## Trecho
Crise Política em Campo Grande/MS – Parte 1

CRISE POLÍTICA EM CAMPO GRANDE/MS
Parte 1

SEM ACORDO, PROFESSORES APROVAM GREVE E 100 MIL ALUNOS FICAM SEM AULA

MESMO TEMENDO POSSÍVEIS DEMISSÕES, CERCA DE 1200 PROFESSORES, A MAIORIA TEMPORÁRIOS, OPTARAM PELA GREVE



Sem reajuste salarial e com cortes em bonificações, professores da rede municipal votaram pela paralisação das atividades por tempo indeterminado.  Com isso, a partir de segunda-feira (25), 100 mil alunos estarão sem aula em Campo Grande. Mesmo temendo possíveis demissões, cerca de 1200 professores, a maioria temporários, optaram pela greve.

A categoria exige do prefeito Gilmar Olarte (PP), o cumprimento da lei federal 11.738/08 e da municipal 5.411/14 que determinam a equiparação do piso municipal ao piso salarial nacional, 13,01%. No entanto, o chefe do executivo já anunciou que não dará qualquer reajuste a categoria.

Além do reajuste zero, professores temporários foram alvo de vários cortes justificados pelo ‘limite’ no gasto com funcionalismo no município.  Além de 13° salário e férias, a complementação salarial também foi suspensa. O total corresponderia a 1/3 da renda dos trabalhadores.

“Ele disse que vai nos pagar em julho, mas qual é a garantia que temos de que ele vai cumprir a promessa. Não podemos arriscar”, lamenta uma professora convocada que preferiu não se identificar.

 “Nós ficamos sem emprego em julho, janeiro e fevereiro. Esses cortes feitos pelo Olarte são justamente a parte que economizamos para manter esses períodos sem emprego”, critica outra professora convocada.

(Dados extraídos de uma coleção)
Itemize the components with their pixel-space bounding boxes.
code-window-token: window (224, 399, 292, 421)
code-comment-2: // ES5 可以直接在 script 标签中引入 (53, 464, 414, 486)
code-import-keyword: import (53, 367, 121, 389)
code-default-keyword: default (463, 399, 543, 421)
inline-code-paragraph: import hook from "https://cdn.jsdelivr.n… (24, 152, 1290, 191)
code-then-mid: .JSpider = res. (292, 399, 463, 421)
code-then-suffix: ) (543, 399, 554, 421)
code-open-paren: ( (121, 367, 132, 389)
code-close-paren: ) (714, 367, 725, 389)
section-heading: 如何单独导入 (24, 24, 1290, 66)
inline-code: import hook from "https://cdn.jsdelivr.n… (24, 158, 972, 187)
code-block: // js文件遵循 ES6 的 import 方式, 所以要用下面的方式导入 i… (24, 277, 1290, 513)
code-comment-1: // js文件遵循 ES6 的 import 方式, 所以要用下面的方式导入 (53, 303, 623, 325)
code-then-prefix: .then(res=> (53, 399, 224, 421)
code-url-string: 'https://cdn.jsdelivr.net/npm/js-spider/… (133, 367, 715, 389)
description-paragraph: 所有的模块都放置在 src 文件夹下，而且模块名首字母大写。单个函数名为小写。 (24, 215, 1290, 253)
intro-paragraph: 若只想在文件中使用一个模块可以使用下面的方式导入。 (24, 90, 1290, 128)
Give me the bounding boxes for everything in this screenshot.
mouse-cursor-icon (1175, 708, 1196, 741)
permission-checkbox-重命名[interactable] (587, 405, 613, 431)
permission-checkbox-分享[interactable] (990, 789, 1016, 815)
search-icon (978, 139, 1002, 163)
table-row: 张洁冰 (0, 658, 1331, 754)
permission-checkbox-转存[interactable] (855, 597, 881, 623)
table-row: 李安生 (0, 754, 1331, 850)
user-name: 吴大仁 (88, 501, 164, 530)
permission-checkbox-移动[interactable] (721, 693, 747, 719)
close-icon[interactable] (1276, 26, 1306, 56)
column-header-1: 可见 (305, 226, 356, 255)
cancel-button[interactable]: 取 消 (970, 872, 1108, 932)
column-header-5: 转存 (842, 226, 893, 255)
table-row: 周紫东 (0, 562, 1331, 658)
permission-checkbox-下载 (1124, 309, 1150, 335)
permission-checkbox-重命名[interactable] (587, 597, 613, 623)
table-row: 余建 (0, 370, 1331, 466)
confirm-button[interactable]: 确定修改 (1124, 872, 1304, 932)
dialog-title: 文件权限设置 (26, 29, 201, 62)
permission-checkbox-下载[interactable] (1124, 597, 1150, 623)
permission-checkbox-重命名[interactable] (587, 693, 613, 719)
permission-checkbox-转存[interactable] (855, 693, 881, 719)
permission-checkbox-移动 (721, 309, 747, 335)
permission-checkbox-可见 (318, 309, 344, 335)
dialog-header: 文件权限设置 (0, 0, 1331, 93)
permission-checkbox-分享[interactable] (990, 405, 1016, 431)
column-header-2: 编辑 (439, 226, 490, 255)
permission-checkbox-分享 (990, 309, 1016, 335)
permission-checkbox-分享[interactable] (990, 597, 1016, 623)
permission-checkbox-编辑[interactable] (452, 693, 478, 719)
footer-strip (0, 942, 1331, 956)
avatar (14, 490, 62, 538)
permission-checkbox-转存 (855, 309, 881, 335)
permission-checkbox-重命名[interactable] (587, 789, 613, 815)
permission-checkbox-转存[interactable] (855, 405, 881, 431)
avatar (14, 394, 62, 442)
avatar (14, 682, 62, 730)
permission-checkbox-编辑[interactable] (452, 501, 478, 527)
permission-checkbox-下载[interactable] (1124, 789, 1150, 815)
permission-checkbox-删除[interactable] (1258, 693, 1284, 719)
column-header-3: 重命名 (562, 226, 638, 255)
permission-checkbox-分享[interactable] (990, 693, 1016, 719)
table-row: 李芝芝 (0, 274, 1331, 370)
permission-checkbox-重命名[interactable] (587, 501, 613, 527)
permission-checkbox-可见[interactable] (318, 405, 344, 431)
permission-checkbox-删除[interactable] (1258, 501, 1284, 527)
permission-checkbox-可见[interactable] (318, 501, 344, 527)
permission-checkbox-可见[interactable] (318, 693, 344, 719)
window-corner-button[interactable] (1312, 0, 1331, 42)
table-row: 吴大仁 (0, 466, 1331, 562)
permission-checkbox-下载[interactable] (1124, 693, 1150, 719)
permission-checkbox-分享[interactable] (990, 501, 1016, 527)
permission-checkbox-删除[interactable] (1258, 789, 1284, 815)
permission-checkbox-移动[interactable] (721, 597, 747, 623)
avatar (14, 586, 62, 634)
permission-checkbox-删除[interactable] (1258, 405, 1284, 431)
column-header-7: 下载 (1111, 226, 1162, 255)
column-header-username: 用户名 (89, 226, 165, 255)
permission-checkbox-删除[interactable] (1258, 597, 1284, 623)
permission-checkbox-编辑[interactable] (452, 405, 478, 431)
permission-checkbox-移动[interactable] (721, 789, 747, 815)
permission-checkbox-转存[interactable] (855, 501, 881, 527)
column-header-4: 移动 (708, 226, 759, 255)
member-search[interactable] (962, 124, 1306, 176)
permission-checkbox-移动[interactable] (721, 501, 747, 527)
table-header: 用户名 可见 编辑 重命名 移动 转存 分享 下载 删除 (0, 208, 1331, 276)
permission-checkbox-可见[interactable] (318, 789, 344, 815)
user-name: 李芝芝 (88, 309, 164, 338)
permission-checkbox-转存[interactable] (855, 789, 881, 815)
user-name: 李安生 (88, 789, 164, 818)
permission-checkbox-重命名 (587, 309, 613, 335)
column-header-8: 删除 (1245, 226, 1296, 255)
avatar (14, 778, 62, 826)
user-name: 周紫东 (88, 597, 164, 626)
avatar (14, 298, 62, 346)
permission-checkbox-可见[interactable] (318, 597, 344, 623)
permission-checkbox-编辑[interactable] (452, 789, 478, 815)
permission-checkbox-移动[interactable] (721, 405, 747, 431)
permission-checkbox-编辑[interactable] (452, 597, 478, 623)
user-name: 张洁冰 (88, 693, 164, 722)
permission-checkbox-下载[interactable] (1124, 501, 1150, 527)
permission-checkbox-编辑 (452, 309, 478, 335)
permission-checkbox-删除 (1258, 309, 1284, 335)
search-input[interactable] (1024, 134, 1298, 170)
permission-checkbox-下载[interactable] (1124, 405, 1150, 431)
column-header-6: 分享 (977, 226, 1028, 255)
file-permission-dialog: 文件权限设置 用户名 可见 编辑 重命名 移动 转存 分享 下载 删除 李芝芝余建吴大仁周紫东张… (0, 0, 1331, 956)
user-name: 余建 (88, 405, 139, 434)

## Exercício A
Repita a reportagem sobre a greve dos professores em Campo Grande de "Além do reajuste" até "outra professora convocada.", inclusive.
## Exercício B
Segundo a reportagem sobre a greve dos professores em Campo Grande, que percentual a categoria exige para equiparar o piso municipal ao piso salarial nacional?
## Exercício C
Escreva a continuação da reportagem sobre a greve dos professores em Campo Grande, começando logo depois da última frase apresentada.

## Resultado A
Além do reajuste zero, professores temporários foram alvo de vários cortes justificados pelo ‘limite’ no gasto com funcionalismo no município.  Além de 13° salário e férias, a complementação salarial também foi suspensa. O total corresponderia a 1/3 da renda dos trabalhadores.

“Ele disse que vai nos pagar em julho, mas qual é a garantia que temos de que ele vai cumprir a promessa. Não podemos arriscar”, lamenta uma professora convocada que preferiu não se identificar.

 “Nós ficamos sem emprego em julho, janeiro e fevereiro. Esses cortes feitos pelo Olarte são justamente a parte que economizamos para manter esses períodos sem emprego”, critica outra professora convocada.

## Resultado B
13,01%.

## Resultado C
As duas votaram a favor da paralisação, mesmo temendo sofrer retaliações por parte da administração do munícipio. “É uma situação complicada para os convocados, eles possuem poucas garantias. Mas é um momento em que temos de nos unir para conseguir os nossos direitos”, disse uma professora efetiva do munícipio.

Campo Grande possui 96 escolas municipais, cerca de 100 mil alunos e pouco mais de 8 mil professores, 2 mil deles temporários, de acordo com Geraldo Gonçalves, presidente da ACP (Sindicato Campo-grandense dos Profissionais da educação Pública).

Alerta

Nesta terça-feira (19) a rede municipal de Campo Grande está paralisada em advertência contra as medidas tomadas pela prefeitura. Apesar da grande adesão, de acordo com a ACP, não é possível mensurar quantas escolas e estudantes estão sem aulas.

A última tentativa de negociação aconteceu na tarde do dia 13 de maio, quando a Comissão de diretores da ACP ouviu dos representantes da prefeitura um “não” ao cumprimento das Leis. O Prefeito Gilmar Olarte informou, através de ofício, assinado pelos Secretários de Administração, Wilson do Prado; Adjunto de Planejamento, Ivan Jorge; de Governo, Rodrigo Pimentel e Procuradora Adjunta do Município, Kátia Sarturi, que não vai cumprir a legislação vigente.